--- Start of Information shown ---

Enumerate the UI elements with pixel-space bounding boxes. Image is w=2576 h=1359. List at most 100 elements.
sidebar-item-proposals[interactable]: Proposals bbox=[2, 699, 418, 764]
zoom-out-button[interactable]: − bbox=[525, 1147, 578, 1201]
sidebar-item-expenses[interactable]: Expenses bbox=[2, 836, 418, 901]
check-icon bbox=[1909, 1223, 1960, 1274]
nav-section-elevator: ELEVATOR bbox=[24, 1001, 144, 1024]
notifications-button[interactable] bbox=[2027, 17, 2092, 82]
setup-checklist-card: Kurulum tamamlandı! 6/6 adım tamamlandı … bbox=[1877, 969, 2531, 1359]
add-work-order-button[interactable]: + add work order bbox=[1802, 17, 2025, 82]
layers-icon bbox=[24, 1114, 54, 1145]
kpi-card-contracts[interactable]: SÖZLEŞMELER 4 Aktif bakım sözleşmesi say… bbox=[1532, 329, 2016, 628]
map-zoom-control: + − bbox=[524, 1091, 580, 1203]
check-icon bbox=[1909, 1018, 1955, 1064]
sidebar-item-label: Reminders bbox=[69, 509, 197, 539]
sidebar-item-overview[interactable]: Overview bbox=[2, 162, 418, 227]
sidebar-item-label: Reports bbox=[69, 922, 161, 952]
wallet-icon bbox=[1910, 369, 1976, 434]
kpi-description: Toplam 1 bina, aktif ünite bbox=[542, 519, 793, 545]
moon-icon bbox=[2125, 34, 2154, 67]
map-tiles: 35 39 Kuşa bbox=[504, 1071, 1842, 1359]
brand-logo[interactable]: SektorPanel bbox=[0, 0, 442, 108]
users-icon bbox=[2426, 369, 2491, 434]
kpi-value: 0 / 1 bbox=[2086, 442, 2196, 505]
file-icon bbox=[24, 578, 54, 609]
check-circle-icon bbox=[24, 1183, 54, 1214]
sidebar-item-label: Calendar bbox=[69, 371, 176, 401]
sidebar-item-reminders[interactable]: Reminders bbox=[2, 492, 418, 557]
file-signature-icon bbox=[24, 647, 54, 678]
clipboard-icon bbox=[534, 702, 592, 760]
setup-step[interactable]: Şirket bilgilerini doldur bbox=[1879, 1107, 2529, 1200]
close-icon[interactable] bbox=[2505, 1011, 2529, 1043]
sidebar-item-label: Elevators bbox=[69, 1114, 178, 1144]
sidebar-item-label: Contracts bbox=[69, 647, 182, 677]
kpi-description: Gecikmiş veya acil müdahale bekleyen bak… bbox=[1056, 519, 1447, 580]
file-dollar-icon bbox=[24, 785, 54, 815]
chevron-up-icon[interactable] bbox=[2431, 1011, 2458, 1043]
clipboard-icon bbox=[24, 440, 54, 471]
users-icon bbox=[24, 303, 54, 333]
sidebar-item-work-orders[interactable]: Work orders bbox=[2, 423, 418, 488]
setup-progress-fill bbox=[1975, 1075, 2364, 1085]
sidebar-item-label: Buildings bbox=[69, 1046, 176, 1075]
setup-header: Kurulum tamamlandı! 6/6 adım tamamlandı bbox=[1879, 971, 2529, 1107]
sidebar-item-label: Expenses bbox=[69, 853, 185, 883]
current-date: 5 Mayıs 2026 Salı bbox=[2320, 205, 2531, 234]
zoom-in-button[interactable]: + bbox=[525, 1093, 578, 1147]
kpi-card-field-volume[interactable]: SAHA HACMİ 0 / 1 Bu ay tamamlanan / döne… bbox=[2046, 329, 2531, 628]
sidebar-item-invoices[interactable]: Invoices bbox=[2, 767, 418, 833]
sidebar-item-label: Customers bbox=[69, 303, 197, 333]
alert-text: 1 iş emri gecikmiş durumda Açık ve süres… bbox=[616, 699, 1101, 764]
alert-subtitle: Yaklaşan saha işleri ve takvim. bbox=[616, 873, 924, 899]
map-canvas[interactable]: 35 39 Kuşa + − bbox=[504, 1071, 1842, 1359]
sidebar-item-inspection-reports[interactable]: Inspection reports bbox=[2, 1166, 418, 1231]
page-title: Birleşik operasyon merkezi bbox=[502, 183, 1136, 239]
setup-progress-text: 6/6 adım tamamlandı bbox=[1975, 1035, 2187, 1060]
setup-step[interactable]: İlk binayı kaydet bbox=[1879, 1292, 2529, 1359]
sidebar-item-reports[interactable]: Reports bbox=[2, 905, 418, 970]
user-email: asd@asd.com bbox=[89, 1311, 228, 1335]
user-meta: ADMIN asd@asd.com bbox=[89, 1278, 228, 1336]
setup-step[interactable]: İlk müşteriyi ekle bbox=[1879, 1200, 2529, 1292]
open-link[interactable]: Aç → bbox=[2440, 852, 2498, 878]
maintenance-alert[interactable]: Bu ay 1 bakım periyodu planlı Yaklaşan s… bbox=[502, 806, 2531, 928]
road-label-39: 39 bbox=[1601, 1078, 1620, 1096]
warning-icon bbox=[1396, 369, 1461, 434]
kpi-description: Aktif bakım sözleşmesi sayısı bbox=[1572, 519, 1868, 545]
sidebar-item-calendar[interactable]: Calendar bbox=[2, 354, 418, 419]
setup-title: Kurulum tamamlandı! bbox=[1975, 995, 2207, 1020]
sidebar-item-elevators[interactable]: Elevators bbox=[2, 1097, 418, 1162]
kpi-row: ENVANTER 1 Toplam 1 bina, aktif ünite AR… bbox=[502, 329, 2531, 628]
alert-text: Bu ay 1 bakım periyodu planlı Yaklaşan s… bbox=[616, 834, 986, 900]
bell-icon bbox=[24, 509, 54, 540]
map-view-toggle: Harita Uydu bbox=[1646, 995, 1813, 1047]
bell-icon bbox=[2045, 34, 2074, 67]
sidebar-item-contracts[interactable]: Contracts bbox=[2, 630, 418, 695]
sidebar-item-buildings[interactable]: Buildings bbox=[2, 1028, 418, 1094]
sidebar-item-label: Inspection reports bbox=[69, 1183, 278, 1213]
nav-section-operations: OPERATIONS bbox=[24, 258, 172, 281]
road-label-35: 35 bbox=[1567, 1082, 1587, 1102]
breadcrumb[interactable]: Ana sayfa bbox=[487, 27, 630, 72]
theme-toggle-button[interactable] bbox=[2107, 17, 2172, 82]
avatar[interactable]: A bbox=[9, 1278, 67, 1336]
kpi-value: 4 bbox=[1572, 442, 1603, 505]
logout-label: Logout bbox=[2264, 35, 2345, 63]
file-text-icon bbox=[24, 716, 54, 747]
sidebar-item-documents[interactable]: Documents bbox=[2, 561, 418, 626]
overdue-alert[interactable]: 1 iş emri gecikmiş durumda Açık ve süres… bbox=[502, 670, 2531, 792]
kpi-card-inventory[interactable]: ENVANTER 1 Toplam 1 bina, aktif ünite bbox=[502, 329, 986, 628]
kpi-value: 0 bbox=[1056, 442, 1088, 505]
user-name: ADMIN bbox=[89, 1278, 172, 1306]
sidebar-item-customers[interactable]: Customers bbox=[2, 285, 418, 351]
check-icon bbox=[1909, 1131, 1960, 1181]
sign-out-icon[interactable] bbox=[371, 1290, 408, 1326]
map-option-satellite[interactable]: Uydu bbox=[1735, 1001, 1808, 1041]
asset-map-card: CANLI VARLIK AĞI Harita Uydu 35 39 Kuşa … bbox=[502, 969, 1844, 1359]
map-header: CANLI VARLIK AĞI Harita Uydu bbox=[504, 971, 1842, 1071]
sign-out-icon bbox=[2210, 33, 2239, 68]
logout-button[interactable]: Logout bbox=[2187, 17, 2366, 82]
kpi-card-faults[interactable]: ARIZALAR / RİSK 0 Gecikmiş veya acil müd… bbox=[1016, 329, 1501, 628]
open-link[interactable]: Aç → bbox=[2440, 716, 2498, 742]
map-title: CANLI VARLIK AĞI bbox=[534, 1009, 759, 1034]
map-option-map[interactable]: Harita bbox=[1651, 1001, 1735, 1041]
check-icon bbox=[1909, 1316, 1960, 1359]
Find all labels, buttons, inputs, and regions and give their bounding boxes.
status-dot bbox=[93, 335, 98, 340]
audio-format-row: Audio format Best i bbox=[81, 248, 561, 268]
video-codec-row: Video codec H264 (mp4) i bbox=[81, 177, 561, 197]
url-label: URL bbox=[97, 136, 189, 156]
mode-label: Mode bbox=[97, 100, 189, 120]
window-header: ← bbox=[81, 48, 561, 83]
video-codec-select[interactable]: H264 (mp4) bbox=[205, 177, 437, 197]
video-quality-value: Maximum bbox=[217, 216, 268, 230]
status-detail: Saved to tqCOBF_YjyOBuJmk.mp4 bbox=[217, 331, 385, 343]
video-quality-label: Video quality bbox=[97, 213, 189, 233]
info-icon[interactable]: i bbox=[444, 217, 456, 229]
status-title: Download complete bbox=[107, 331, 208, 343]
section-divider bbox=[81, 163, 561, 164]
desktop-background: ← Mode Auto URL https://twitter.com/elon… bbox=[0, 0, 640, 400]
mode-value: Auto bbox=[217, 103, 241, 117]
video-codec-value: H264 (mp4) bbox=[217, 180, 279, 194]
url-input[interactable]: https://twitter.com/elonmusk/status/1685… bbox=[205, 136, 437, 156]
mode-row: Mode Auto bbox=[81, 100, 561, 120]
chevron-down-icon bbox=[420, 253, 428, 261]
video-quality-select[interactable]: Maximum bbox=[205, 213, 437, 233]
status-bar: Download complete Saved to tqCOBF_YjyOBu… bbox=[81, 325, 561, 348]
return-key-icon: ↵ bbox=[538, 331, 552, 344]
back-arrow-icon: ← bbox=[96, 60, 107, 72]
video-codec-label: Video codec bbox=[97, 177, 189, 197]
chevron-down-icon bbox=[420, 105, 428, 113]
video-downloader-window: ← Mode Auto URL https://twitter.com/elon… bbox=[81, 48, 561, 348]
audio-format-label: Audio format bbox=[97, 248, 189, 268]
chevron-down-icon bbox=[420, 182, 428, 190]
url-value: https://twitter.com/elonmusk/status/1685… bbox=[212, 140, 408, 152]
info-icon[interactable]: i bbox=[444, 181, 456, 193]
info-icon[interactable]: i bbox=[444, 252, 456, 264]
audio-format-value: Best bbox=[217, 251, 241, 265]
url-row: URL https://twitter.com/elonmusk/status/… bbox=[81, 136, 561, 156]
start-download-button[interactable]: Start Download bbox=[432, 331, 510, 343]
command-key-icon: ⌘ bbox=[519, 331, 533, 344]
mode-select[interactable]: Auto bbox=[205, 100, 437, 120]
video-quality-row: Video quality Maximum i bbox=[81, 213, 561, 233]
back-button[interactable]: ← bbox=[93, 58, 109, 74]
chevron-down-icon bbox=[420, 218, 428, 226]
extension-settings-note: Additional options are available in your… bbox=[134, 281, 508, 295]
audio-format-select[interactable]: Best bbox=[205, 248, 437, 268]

--- End of Information shown ---

Instructions to follow: Please render the listing from its first line up to and including the line with "setup-progress-fill bbox=[1975, 1075, 2364, 1085]" as a JSON list of strings, one string per line, leaving out blank lines.

Full solution:
[
  "Enumerate the UI elements with pixel-space bounding boxes. Image is w=2576 h=1359. List at most 100 elements.",
  "sidebar-item-proposals[interactable]: Proposals bbox=[2, 699, 418, 764]",
  "zoom-out-button[interactable]: − bbox=[525, 1147, 578, 1201]",
  "sidebar-item-expenses[interactable]: Expenses bbox=[2, 836, 418, 901]",
  "check-icon bbox=[1909, 1223, 1960, 1274]",
  "nav-section-elevator: ELEVATOR bbox=[24, 1001, 144, 1024]",
  "notifications-button[interactable] bbox=[2027, 17, 2092, 82]",
  "setup-checklist-card: Kurulum tamamlandı! 6/6 adım tamamlandı … bbox=[1877, 969, 2531, 1359]",
  "add-work-order-button[interactable]: + add work order bbox=[1802, 17, 2025, 82]",
  "layers-icon bbox=[24, 1114, 54, 1145]",
  "kpi-card-contracts[interactable]: SÖZLEŞMELER 4 Aktif bakım sözleşmesi say… bbox=[1532, 329, 2016, 628]",
  "map-zoom-control: + − bbox=[524, 1091, 580, 1203]",
  "check-icon bbox=[1909, 1018, 1955, 1064]",
  "sidebar-item-label: Reminders bbox=[69, 509, 197, 539]",
  "sidebar-item-overview[interactable]: Overview bbox=[2, 162, 418, 227]",
  "sidebar-item-label: Reports bbox=[69, 922, 161, 952]",
  "wallet-icon bbox=[1910, 369, 1976, 434]",
  "kpi-description: Toplam 1 bina, aktif ünite bbox=[542, 519, 793, 545]",
  "moon-icon bbox=[2125, 34, 2154, 67]",
  "map-tiles: 35 39 Kuşa bbox=[504, 1071, 1842, 1359]",
  "brand-logo[interactable]: SektorPanel bbox=[0, 0, 442, 108]",
  "users-icon bbox=[2426, 369, 2491, 434]",
  "kpi-value: 0 / 1 bbox=[2086, 442, 2196, 505]",
  "file-icon bbox=[24, 578, 54, 609]",
  "check-circle-icon bbox=[24, 1183, 54, 1214]",
  "sidebar-item-label: Calendar bbox=[69, 371, 176, 401]",
  "sidebar-item-reminders[interactable]: Reminders bbox=[2, 492, 418, 557]",
  "file-signature-icon bbox=[24, 647, 54, 678]",
  "clipboard-icon bbox=[534, 702, 592, 760]",
  "setup-step[interactable]: Şirket bilgilerini doldur bbox=[1879, 1107, 2529, 1200]",
  "close-icon[interactable] bbox=[2505, 1011, 2529, 1043]",
  "sidebar-item-label: Elevators bbox=[69, 1114, 178, 1144]",
  "sidebar-item-label: Contracts bbox=[69, 647, 182, 677]",
  "kpi-description: Gecikmiş veya acil müdahale bekleyen bak… bbox=[1056, 519, 1447, 580]",
  "file-dollar-icon bbox=[24, 785, 54, 815]",
  "chevron-up-icon[interactable] bbox=[2431, 1011, 2458, 1043]",
  "clipboard-icon bbox=[24, 440, 54, 471]",
  "users-icon bbox=[24, 303, 54, 333]",
  "sidebar-item-work-orders[interactable]: Work orders bbox=[2, 423, 418, 488]",
  "setup-progress-fill bbox=[1975, 1075, 2364, 1085]"
]